------ The records

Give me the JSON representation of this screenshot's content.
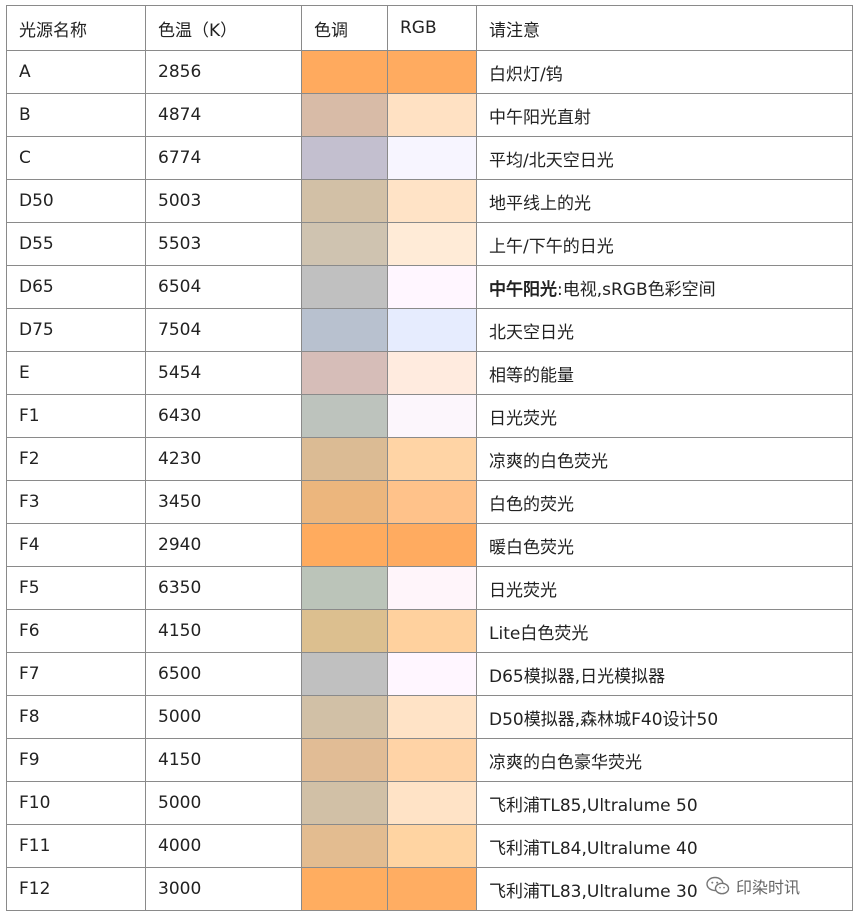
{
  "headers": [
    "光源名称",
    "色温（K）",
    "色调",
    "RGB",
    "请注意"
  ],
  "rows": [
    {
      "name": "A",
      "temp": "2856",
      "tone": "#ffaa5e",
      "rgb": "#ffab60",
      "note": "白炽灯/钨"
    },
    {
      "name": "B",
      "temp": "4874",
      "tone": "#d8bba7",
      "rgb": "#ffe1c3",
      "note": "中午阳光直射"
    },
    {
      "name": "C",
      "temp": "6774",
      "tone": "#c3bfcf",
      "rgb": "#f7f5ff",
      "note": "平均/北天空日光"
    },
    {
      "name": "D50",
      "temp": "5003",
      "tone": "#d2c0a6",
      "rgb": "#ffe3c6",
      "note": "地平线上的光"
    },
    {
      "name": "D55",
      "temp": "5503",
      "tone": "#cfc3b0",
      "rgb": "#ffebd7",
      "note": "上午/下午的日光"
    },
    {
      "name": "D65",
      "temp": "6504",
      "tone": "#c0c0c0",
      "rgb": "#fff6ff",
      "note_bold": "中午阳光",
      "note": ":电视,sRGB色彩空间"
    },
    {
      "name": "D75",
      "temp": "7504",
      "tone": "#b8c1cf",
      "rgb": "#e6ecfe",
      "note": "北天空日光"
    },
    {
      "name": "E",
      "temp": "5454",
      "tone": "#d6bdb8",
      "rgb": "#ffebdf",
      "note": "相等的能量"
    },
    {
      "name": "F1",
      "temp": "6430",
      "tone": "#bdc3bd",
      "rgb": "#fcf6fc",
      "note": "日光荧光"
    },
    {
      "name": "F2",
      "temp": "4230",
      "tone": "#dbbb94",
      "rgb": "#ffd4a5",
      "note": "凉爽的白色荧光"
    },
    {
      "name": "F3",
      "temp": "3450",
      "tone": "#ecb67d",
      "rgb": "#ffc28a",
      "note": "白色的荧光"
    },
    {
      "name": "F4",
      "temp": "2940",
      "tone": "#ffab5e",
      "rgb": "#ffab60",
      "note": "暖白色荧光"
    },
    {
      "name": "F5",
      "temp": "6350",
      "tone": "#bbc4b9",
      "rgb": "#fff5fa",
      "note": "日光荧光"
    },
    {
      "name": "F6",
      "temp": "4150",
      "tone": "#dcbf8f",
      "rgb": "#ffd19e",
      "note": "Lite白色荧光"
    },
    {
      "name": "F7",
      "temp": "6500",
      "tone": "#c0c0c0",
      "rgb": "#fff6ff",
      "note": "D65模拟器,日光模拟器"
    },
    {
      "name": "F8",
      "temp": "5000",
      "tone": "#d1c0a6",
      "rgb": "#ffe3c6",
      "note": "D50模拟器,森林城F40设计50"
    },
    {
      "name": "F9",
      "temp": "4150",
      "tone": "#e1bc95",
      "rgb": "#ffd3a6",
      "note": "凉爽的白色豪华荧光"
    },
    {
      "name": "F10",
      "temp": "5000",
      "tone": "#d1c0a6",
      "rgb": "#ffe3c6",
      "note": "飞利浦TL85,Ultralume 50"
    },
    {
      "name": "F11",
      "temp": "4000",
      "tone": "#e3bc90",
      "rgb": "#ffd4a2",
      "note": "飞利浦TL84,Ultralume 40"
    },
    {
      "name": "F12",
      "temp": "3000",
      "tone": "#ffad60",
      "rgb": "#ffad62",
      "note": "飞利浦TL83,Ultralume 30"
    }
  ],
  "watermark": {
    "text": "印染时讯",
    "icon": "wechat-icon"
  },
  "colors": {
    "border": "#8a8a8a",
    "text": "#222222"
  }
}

------------

What is being asked: List all lines from the entries that include the word "Ultralume".

The output:
      "note": "飞利浦TL85,Ultralume 50"
      "note": "飞利浦TL84,Ultralume 40"
      "note": "飞利浦TL83,Ultralume 30"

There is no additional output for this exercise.